== Brief ==
Your job is to retype all of the data word for word, leaving every image out.

== Input data ==
......

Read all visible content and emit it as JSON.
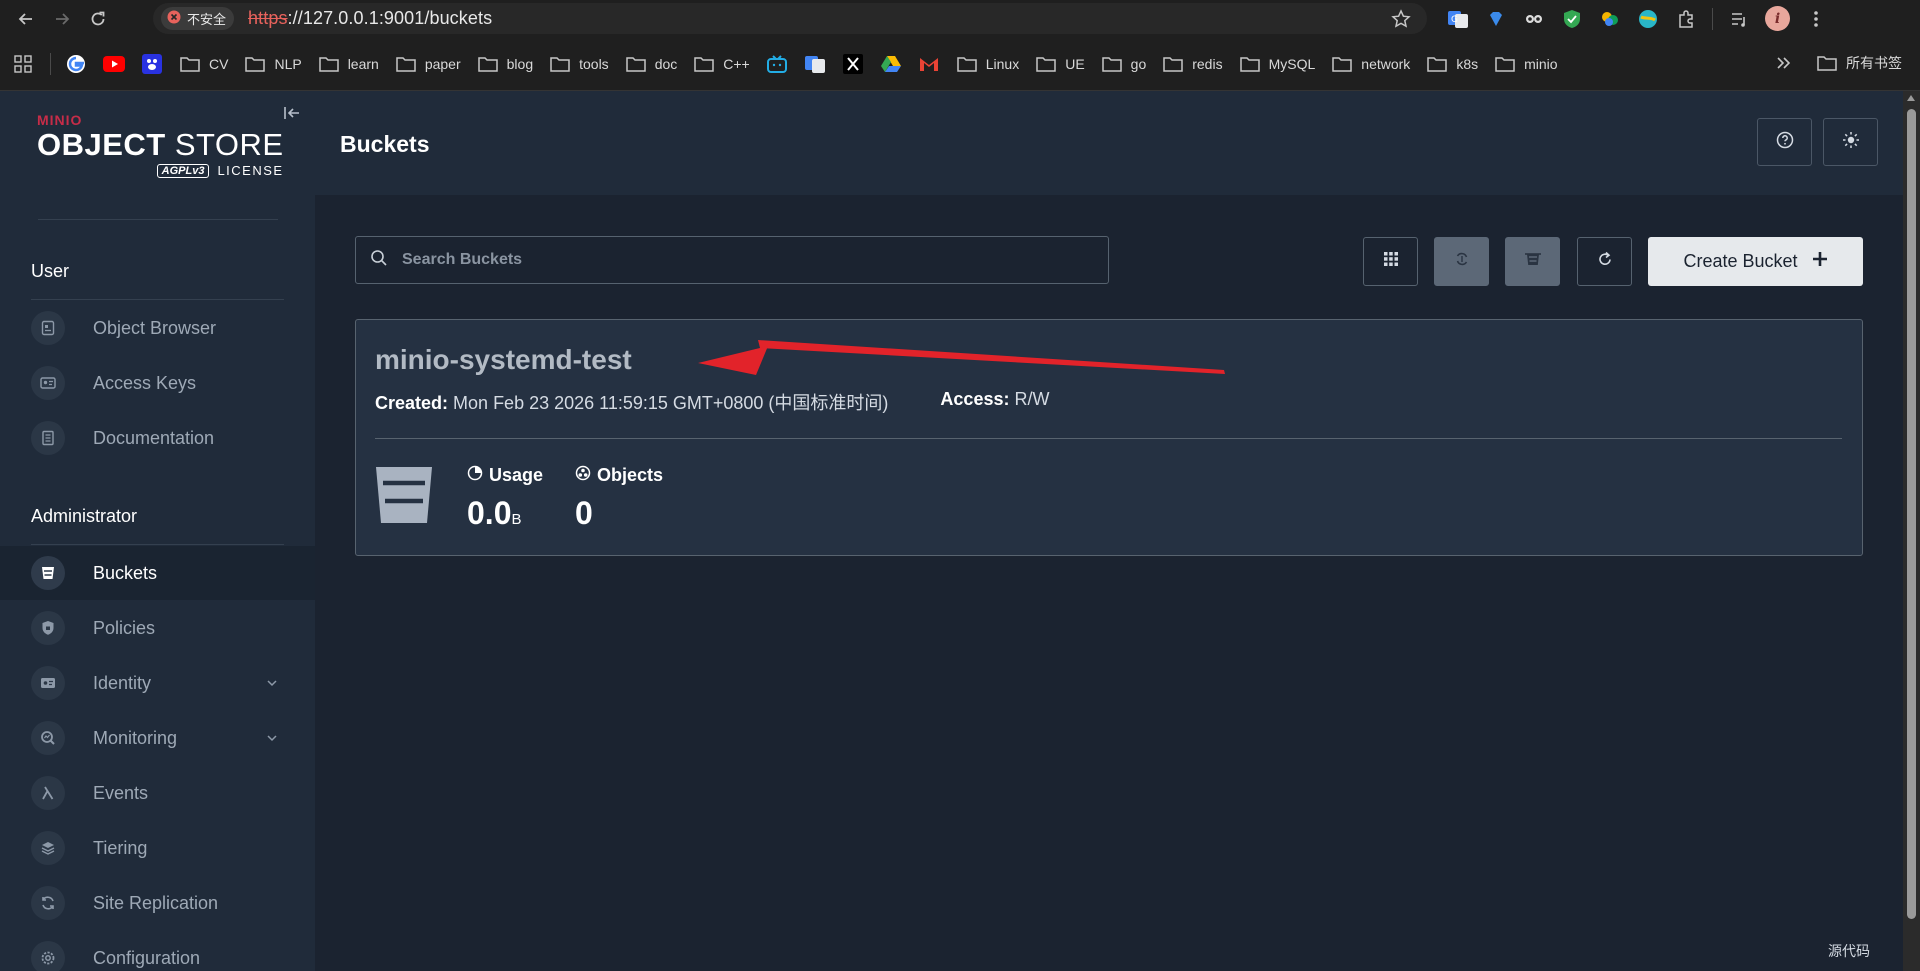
{
  "browser": {
    "security_chip": "不安全",
    "url_scheme": "https",
    "url_rest": "://127.0.0.1:9001/buckets",
    "bookmarks": [
      "CV",
      "NLP",
      "learn",
      "paper",
      "blog",
      "tools",
      "doc",
      "C++",
      "Linux",
      "UE",
      "go",
      "redis",
      "MySQL",
      "network",
      "k8s",
      "minio"
    ],
    "all_bookmarks": "所有书签",
    "profile_initial": "i"
  },
  "sidebar": {
    "logo_brand": "MINIO",
    "logo_object": "OBJECT",
    "logo_store": " STORE",
    "logo_agpl": "AGPLv3",
    "logo_license": "LICENSE",
    "user_section": "User",
    "user_items": [
      {
        "label": "Object Browser",
        "icon": "object-browser-icon"
      },
      {
        "label": "Access Keys",
        "icon": "access-keys-icon"
      },
      {
        "label": "Documentation",
        "icon": "documentation-icon"
      }
    ],
    "admin_section": "Administrator",
    "admin_items": [
      {
        "label": "Buckets",
        "icon": "bucket-icon",
        "active": true
      },
      {
        "label": "Policies",
        "icon": "policies-icon"
      },
      {
        "label": "Identity",
        "icon": "identity-icon",
        "expandable": true
      },
      {
        "label": "Monitoring",
        "icon": "monitoring-icon",
        "expandable": true
      },
      {
        "label": "Events",
        "icon": "lambda-icon"
      },
      {
        "label": "Tiering",
        "icon": "tiering-icon"
      },
      {
        "label": "Site Replication",
        "icon": "site-replication-icon"
      },
      {
        "label": "Configuration",
        "icon": "configuration-icon"
      }
    ]
  },
  "main": {
    "title": "Buckets",
    "search_placeholder": "Search Buckets",
    "create_button": "Create Bucket",
    "buckets": [
      {
        "name": "minio-systemd-test",
        "created_label": "Created:",
        "created_value": "Mon Feb 23 2026 11:59:15 GMT+0800 (中国标准时间)",
        "access_label": "Access:",
        "access_value": "R/W",
        "usage_label": "Usage",
        "usage_value": "0.0",
        "usage_unit": "B",
        "objects_label": "Objects",
        "objects_value": "0"
      }
    ]
  },
  "status_hint": "源代码",
  "colors": {
    "accent_red": "#e2232a",
    "brand_red": "#c72c48",
    "sidebar_bg": "#202b3a",
    "main_bg": "#1b2330"
  }
}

......

== Completed exercise ==
Read all visible content and emit it as JSON.
{
  "browser": {
    "security_chip": "不安全",
    "url_scheme": "https",
    "url_rest": "://127.0.0.1:9001/buckets",
    "bookmarks": [
      "CV",
      "NLP",
      "learn",
      "paper",
      "blog",
      "tools",
      "doc",
      "C++",
      "Linux",
      "UE",
      "go",
      "redis",
      "MySQL",
      "network",
      "k8s",
      "minio"
    ],
    "all_bookmarks": "所有书签",
    "profile_initial": "i"
  },
  "sidebar": {
    "logo_brand": "MINIO",
    "logo_object": "OBJECT",
    "logo_store": " STORE",
    "logo_agpl": "AGPLv3",
    "logo_license": "LICENSE",
    "user_section": "User",
    "user_items": [
      {
        "label": "Object Browser",
        "icon": "object-browser-icon"
      },
      {
        "label": "Access Keys",
        "icon": "access-keys-icon"
      },
      {
        "label": "Documentation",
        "icon": "documentation-icon"
      }
    ],
    "admin_section": "Administrator",
    "admin_items": [
      {
        "label": "Buckets",
        "icon": "bucket-icon",
        "active": true
      },
      {
        "label": "Policies",
        "icon": "policies-icon"
      },
      {
        "label": "Identity",
        "icon": "identity-icon",
        "expandable": true
      },
      {
        "label": "Monitoring",
        "icon": "monitoring-icon",
        "expandable": true
      },
      {
        "label": "Events",
        "icon": "lambda-icon"
      },
      {
        "label": "Tiering",
        "icon": "tiering-icon"
      },
      {
        "label": "Site Replication",
        "icon": "site-replication-icon"
      },
      {
        "label": "Configuration",
        "icon": "configuration-icon"
      }
    ]
  },
  "main": {
    "title": "Buckets",
    "search_placeholder": "Search Buckets",
    "create_button": "Create Bucket",
    "buckets": [
      {
        "name": "minio-systemd-test",
        "created_label": "Created:",
        "created_value": "Mon Feb 23 2026 11:59:15 GMT+0800 (中国标准时间)",
        "access_label": "Access:",
        "access_value": "R/W",
        "usage_label": "Usage",
        "usage_value": "0.0",
        "usage_unit": "B",
        "objects_label": "Objects",
        "objects_value": "0"
      }
    ]
  },
  "status_hint": "源代码",
  "colors": {
    "accent_red": "#e2232a",
    "brand_red": "#c72c48",
    "sidebar_bg": "#202b3a",
    "main_bg": "#1b2330"
  }
}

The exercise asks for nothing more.